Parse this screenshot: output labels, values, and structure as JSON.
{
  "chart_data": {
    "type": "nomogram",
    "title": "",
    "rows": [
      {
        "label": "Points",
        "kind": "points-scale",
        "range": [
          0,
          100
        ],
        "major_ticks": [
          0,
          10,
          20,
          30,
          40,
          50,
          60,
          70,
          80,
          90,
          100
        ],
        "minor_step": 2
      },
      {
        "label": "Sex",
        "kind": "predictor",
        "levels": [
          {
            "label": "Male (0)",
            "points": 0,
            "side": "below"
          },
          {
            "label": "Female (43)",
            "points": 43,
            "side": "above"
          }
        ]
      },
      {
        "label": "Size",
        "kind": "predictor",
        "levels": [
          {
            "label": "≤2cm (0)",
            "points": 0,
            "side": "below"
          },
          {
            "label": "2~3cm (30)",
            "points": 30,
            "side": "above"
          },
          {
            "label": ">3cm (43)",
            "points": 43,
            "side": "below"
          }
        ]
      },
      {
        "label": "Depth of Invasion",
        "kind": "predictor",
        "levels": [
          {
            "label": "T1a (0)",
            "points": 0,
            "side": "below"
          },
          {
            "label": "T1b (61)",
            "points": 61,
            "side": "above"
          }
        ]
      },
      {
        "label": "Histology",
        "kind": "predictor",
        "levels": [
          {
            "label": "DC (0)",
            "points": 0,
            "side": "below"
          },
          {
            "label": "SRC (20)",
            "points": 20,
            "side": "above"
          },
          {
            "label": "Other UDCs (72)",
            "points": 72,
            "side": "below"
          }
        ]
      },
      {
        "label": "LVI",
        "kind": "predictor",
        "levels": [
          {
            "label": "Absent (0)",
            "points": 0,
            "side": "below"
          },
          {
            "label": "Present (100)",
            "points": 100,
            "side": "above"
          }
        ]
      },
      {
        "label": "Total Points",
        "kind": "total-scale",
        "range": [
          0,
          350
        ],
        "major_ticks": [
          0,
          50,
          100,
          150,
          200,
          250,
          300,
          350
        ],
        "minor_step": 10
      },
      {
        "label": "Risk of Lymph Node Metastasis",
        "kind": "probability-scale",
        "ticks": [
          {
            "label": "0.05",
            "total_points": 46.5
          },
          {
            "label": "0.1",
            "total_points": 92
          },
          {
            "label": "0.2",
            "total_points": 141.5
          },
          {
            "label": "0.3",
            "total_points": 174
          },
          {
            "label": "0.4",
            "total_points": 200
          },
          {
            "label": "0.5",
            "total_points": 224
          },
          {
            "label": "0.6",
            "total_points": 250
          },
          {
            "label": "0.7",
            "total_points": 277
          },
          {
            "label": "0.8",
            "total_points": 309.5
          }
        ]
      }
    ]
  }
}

== == ==

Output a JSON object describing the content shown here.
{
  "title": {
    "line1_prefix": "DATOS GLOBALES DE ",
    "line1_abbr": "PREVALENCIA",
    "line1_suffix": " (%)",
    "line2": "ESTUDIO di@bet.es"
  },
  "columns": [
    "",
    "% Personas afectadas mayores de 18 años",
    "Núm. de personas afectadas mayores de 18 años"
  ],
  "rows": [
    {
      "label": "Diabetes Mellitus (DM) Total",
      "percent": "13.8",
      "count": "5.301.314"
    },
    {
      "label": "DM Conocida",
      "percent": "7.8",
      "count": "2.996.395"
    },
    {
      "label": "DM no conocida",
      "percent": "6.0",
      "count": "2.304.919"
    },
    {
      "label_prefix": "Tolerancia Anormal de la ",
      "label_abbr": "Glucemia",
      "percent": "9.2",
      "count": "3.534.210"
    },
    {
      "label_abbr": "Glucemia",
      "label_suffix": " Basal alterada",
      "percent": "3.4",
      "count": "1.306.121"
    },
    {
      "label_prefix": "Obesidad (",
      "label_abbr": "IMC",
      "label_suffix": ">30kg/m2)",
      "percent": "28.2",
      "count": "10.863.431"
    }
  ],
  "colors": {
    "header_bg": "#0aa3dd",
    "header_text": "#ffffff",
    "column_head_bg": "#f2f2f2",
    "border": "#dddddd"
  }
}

== == ==

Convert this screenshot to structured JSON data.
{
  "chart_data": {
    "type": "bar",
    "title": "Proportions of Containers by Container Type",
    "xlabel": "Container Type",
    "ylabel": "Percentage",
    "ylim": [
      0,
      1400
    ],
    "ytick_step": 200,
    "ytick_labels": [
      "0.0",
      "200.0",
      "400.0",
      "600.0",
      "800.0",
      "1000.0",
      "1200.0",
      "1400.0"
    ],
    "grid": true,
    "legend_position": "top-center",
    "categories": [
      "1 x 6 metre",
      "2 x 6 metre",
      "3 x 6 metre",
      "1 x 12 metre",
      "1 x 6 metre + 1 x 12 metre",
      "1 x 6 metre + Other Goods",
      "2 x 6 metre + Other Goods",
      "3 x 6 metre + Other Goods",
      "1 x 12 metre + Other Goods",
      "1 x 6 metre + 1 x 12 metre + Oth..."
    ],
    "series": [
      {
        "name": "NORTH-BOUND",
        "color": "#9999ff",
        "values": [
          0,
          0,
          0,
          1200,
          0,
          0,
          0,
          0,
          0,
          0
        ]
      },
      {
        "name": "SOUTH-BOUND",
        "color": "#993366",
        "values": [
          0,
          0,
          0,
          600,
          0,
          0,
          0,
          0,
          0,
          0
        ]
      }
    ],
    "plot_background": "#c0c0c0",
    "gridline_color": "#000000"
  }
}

== == ==

Which lines include the word "afectadas"? Copy every one of them.

Answer to this exercise:
    "% Personas afectadas mayores de 18 años",
    "Núm. de personas afectadas mayores de 18 años"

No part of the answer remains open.